- [WORK TO COMPLETE]: Of the lines in the listing, how many include the string "Output"? Write the number and nothing else.

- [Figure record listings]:
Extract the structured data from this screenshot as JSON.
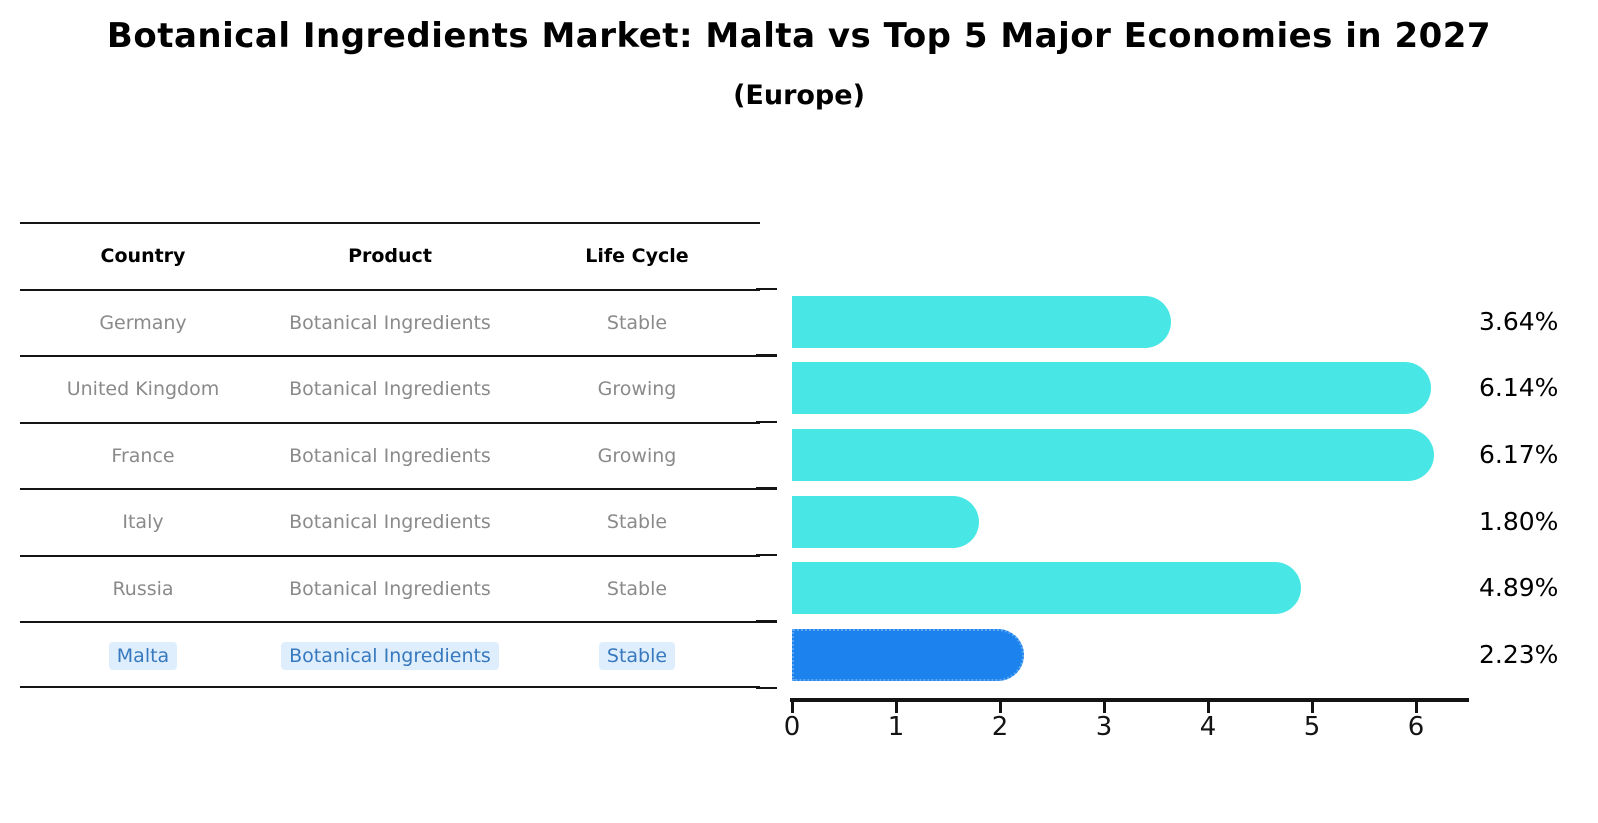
{
  "header": {
    "title": "Botanical Ingredients Market: Malta vs Top 5 Major Economies in 2027",
    "subtitle": "(Europe)"
  },
  "table": {
    "columns": [
      "Country",
      "Product",
      "Life Cycle"
    ],
    "rows": [
      {
        "country": "Germany",
        "product": "Botanical Ingredients",
        "life_cycle": "Stable",
        "highlight": false
      },
      {
        "country": "United Kingdom",
        "product": "Botanical Ingredients",
        "life_cycle": "Growing",
        "highlight": false
      },
      {
        "country": "France",
        "product": "Botanical Ingredients",
        "life_cycle": "Growing",
        "highlight": false
      },
      {
        "country": "Italy",
        "product": "Botanical Ingredients",
        "life_cycle": "Stable",
        "highlight": false
      },
      {
        "country": "Russia",
        "product": "Botanical Ingredients",
        "life_cycle": "Stable",
        "highlight": true
      },
      {
        "country": "Malta",
        "product": "Botanical Ingredients",
        "life_cycle": "Stable",
        "highlight": true
      }
    ]
  },
  "chart_data": {
    "type": "bar",
    "orientation": "horizontal",
    "title": "Botanical Ingredients Market: Malta vs Top 5 Major Economies in 2027",
    "subtitle": "(Europe)",
    "categories": [
      "Germany",
      "United Kingdom",
      "France",
      "Italy",
      "Russia",
      "Malta"
    ],
    "values": [
      3.64,
      6.14,
      6.17,
      1.8,
      4.89,
      2.23
    ],
    "value_labels": [
      "3.64%",
      "6.14%",
      "6.17%",
      "1.80%",
      "4.89%",
      "2.23%"
    ],
    "highlight_index": 5,
    "xlim": [
      0,
      6.5
    ],
    "x_ticks": [
      "0",
      "1",
      "2",
      "3",
      "4",
      "5",
      "6"
    ],
    "grid": false,
    "legend": "none",
    "bar_color": "#48e7e6",
    "highlight_bar_color": "#1c83ee",
    "highlight_text_color": "#3779be"
  }
}
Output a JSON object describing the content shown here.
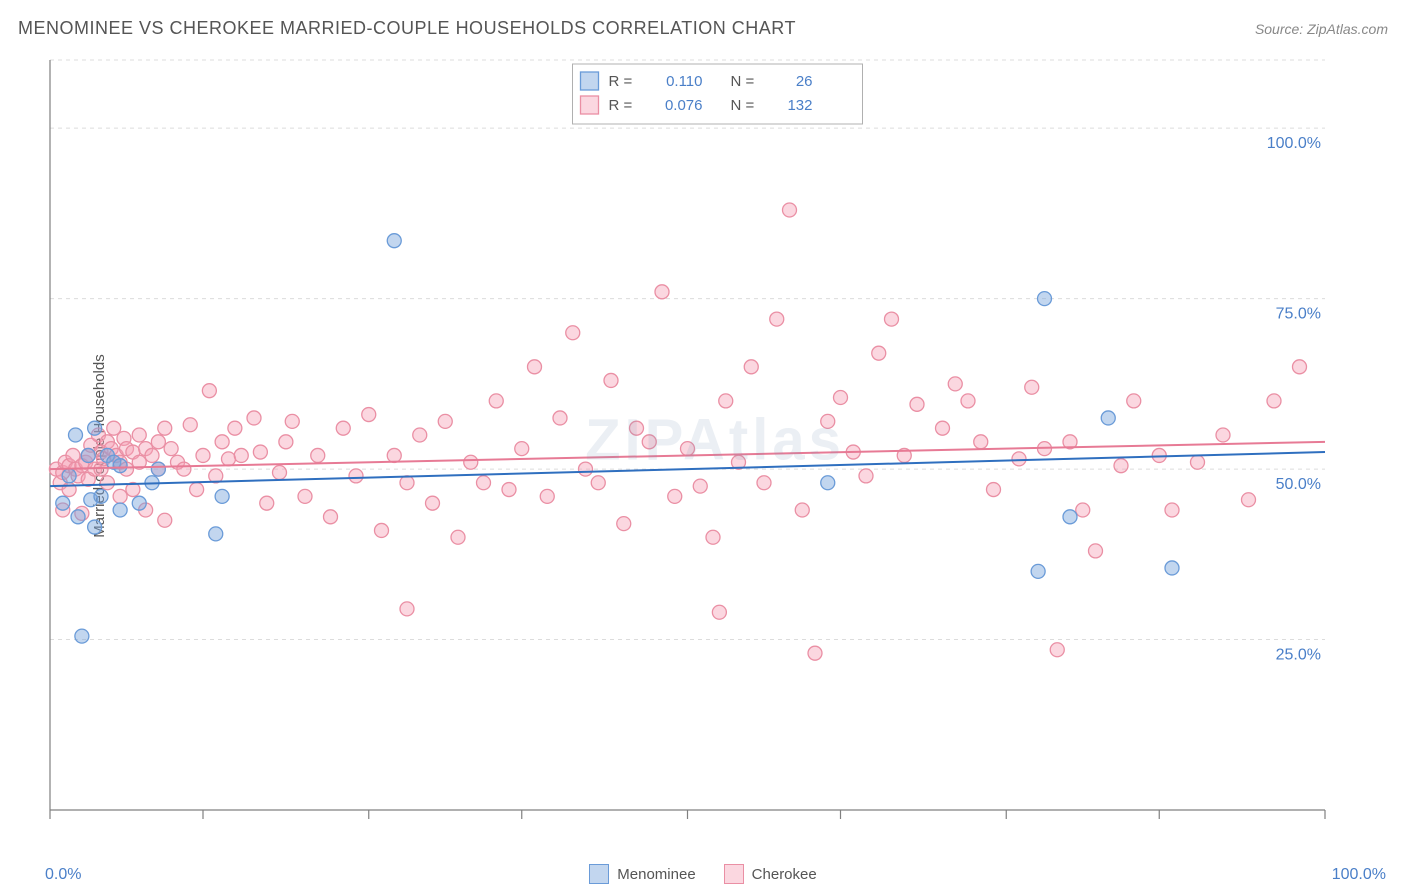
{
  "title": "MENOMINEE VS CHEROKEE MARRIED-COUPLE HOUSEHOLDS CORRELATION CHART",
  "source_label": "Source: ZipAtlas.com",
  "watermark": "ZIPAtlas",
  "ylabel": "Married-couple Households",
  "chart": {
    "type": "scatter",
    "background_color": "#ffffff",
    "grid_color": "#dcdcdc",
    "grid_dash": "4,4",
    "axis_color": "#808080",
    "tick_color": "#808080",
    "x_range": [
      0,
      100
    ],
    "y_range": [
      0,
      110
    ],
    "x_ticks": [
      0,
      12,
      25,
      37,
      50,
      62,
      75,
      87,
      100
    ],
    "y_gridlines": [
      {
        "v": 25,
        "label": "25.0%"
      },
      {
        "v": 50,
        "label": "50.0%"
      },
      {
        "v": 75,
        "label": "75.0%"
      },
      {
        "v": 100,
        "label": "100.0%"
      }
    ],
    "y_label_color": "#4a7fc8",
    "y_label_fontsize": 16,
    "x_min_label": "0.0%",
    "x_max_label": "100.0%",
    "marker_radius": 7,
    "marker_stroke_width": 1.3,
    "trend_line_width": 2,
    "series": [
      {
        "name": "Menominee",
        "fill": "rgba(120,165,220,0.45)",
        "stroke": "#6a9bd8",
        "line_color": "#2f6fbf",
        "R": "0.110",
        "N": "26",
        "trend": {
          "y_at_x0": 47.5,
          "y_at_x100": 52.5
        },
        "points": [
          [
            1,
            45
          ],
          [
            1.5,
            49
          ],
          [
            2,
            55
          ],
          [
            2.2,
            43
          ],
          [
            2.5,
            25.5
          ],
          [
            3,
            52
          ],
          [
            3.2,
            45.5
          ],
          [
            3.5,
            41.5
          ],
          [
            3.5,
            56
          ],
          [
            4,
            46
          ],
          [
            4.5,
            52
          ],
          [
            5,
            51
          ],
          [
            5.5,
            50.5
          ],
          [
            5.5,
            44
          ],
          [
            7,
            45
          ],
          [
            8,
            48
          ],
          [
            8.5,
            50
          ],
          [
            13,
            40.5
          ],
          [
            13.5,
            46
          ],
          [
            27,
            83.5
          ],
          [
            61,
            48
          ],
          [
            77.5,
            35
          ],
          [
            78,
            75
          ],
          [
            80,
            43
          ],
          [
            83,
            57.5
          ],
          [
            88,
            35.5
          ]
        ]
      },
      {
        "name": "Cherokee",
        "fill": "rgba(245,160,180,0.42)",
        "stroke": "#ea8fa4",
        "line_color": "#e77a95",
        "R": "0.076",
        "N": "132",
        "trend": {
          "y_at_x0": 50,
          "y_at_x100": 54
        },
        "points": [
          [
            0.5,
            50
          ],
          [
            0.8,
            48
          ],
          [
            1,
            49.5
          ],
          [
            1,
            44
          ],
          [
            1.2,
            51
          ],
          [
            1.5,
            50.5
          ],
          [
            1.5,
            47
          ],
          [
            1.8,
            52
          ],
          [
            2,
            50
          ],
          [
            2.2,
            49
          ],
          [
            2.5,
            50.5
          ],
          [
            2.5,
            43.5
          ],
          [
            2.8,
            51
          ],
          [
            3,
            52
          ],
          [
            3,
            48.5
          ],
          [
            3.2,
            53.5
          ],
          [
            3.5,
            50
          ],
          [
            3.8,
            55
          ],
          [
            4,
            52.5
          ],
          [
            4,
            50
          ],
          [
            4.2,
            51.5
          ],
          [
            4.5,
            54
          ],
          [
            4.5,
            48
          ],
          [
            4.8,
            53
          ],
          [
            5,
            56
          ],
          [
            5.2,
            52
          ],
          [
            5.5,
            51
          ],
          [
            5.5,
            46
          ],
          [
            5.8,
            54.5
          ],
          [
            6,
            53
          ],
          [
            6,
            50
          ],
          [
            6.5,
            52.5
          ],
          [
            6.5,
            47
          ],
          [
            7,
            55
          ],
          [
            7,
            51
          ],
          [
            7.5,
            53
          ],
          [
            7.5,
            44
          ],
          [
            8,
            52
          ],
          [
            8.5,
            54
          ],
          [
            8.5,
            50
          ],
          [
            9,
            56
          ],
          [
            9,
            42.5
          ],
          [
            9.5,
            53
          ],
          [
            10,
            51
          ],
          [
            10.5,
            50
          ],
          [
            11,
            56.5
          ],
          [
            11.5,
            47
          ],
          [
            12,
            52
          ],
          [
            12.5,
            61.5
          ],
          [
            13,
            49
          ],
          [
            13.5,
            54
          ],
          [
            14,
            51.5
          ],
          [
            14.5,
            56
          ],
          [
            15,
            52
          ],
          [
            16,
            57.5
          ],
          [
            16.5,
            52.5
          ],
          [
            17,
            45
          ],
          [
            18,
            49.5
          ],
          [
            18.5,
            54
          ],
          [
            19,
            57
          ],
          [
            20,
            46
          ],
          [
            21,
            52
          ],
          [
            22,
            43
          ],
          [
            23,
            56
          ],
          [
            24,
            49
          ],
          [
            25,
            58
          ],
          [
            26,
            41
          ],
          [
            27,
            52
          ],
          [
            28,
            48
          ],
          [
            28,
            29.5
          ],
          [
            29,
            55
          ],
          [
            30,
            45
          ],
          [
            31,
            57
          ],
          [
            32,
            40
          ],
          [
            33,
            51
          ],
          [
            34,
            48
          ],
          [
            35,
            60
          ],
          [
            36,
            47
          ],
          [
            37,
            53
          ],
          [
            38,
            65
          ],
          [
            39,
            46
          ],
          [
            40,
            57.5
          ],
          [
            41,
            70
          ],
          [
            42,
            50
          ],
          [
            43,
            48
          ],
          [
            44,
            63
          ],
          [
            45,
            42
          ],
          [
            46,
            56
          ],
          [
            47,
            54
          ],
          [
            48,
            76
          ],
          [
            49,
            46
          ],
          [
            50,
            53
          ],
          [
            51,
            47.5
          ],
          [
            52,
            40
          ],
          [
            52.5,
            29
          ],
          [
            53,
            60
          ],
          [
            54,
            51
          ],
          [
            55,
            65
          ],
          [
            56,
            48
          ],
          [
            57,
            72
          ],
          [
            58,
            88
          ],
          [
            59,
            44
          ],
          [
            60,
            23
          ],
          [
            61,
            57
          ],
          [
            62,
            60.5
          ],
          [
            63,
            52.5
          ],
          [
            64,
            49
          ],
          [
            65,
            67
          ],
          [
            66,
            72
          ],
          [
            67,
            52
          ],
          [
            68,
            59.5
          ],
          [
            70,
            56
          ],
          [
            71,
            62.5
          ],
          [
            72,
            60
          ],
          [
            73,
            54
          ],
          [
            74,
            47
          ],
          [
            76,
            51.5
          ],
          [
            77,
            62
          ],
          [
            78,
            53
          ],
          [
            79,
            23.5
          ],
          [
            80,
            54
          ],
          [
            81,
            44
          ],
          [
            82,
            38
          ],
          [
            84,
            50.5
          ],
          [
            85,
            60
          ],
          [
            87,
            52
          ],
          [
            88,
            44
          ],
          [
            90,
            51
          ],
          [
            92,
            55
          ],
          [
            94,
            45.5
          ],
          [
            96,
            60
          ],
          [
            98,
            65
          ]
        ]
      }
    ],
    "stats_legend": {
      "box_fill": "#ffffff",
      "box_stroke": "#b0b0b0",
      "value_color": "#4a7fc8",
      "label_color": "#555555",
      "fontsize": 15
    },
    "bottom_legend": {
      "fontsize": 15,
      "label_color": "#555555"
    }
  }
}
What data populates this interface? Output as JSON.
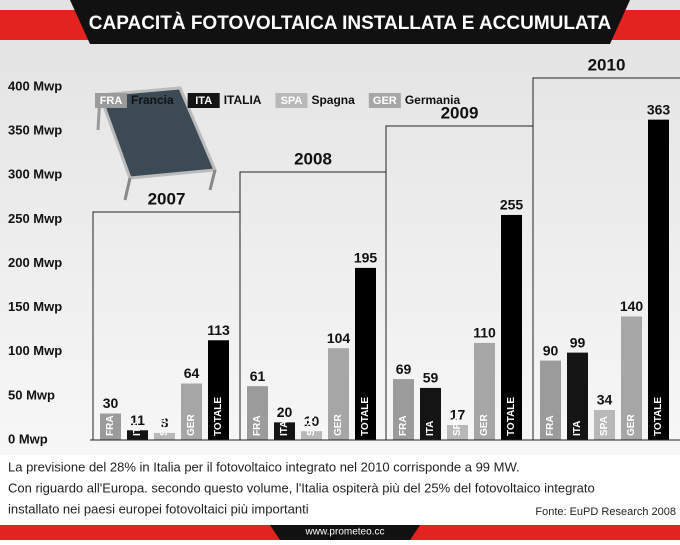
{
  "chart_data": {
    "type": "bar",
    "title": "CAPACITÀ FOTOVOLTAICA INSTALLATA E ACCUMULATA",
    "categories": [
      "2007",
      "2008",
      "2009",
      "2010"
    ],
    "series": [
      {
        "code": "FRA",
        "name": "Francia",
        "color": "#9b9b9b",
        "values": [
          30,
          61,
          69,
          90
        ]
      },
      {
        "code": "ITA",
        "name": "ITALIA",
        "color": "#141414",
        "values": [
          11,
          20,
          59,
          99
        ]
      },
      {
        "code": "SPA",
        "name": "Spagna",
        "color": "#b8b8b8",
        "values": [
          8,
          10,
          17,
          34
        ]
      },
      {
        "code": "GER",
        "name": "Germania",
        "color": "#a6a6a6",
        "values": [
          64,
          104,
          110,
          140
        ]
      },
      {
        "code": "TOTALE",
        "color": "#000000",
        "values": [
          113,
          195,
          255,
          363
        ]
      }
    ],
    "ylim": [
      0,
      400
    ],
    "yticks": [
      {
        "value": 0,
        "label": "0 Mwp"
      },
      {
        "value": 50,
        "label": "50 Mwp"
      },
      {
        "value": 100,
        "label": "100 Mwp"
      },
      {
        "value": 150,
        "label": "150 Mwp"
      },
      {
        "value": 200,
        "label": "200 Mwp"
      },
      {
        "value": 250,
        "label": "250 Mwp"
      },
      {
        "value": 300,
        "label": "300 Mwp"
      },
      {
        "value": 350,
        "label": "350 Mwp"
      },
      {
        "value": 400,
        "label": "400 Mwp"
      }
    ],
    "notes": [
      "La previsione del 28% in Italia per il fotovoltaico integrato nel 2010 corrisponde a 99 MW.",
      "Con riguardo all'Europa. secondo questo volume, l'Italia ospiterà più del 25% del fotovoltaico integrato",
      "installato nei paesi europei fotovoltaici più importanti"
    ],
    "source": "Fonte: EuPD Research 2008",
    "website": "www.prometeo.cc"
  }
}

- [RESPONSE TO THIS EXERCISE]: 2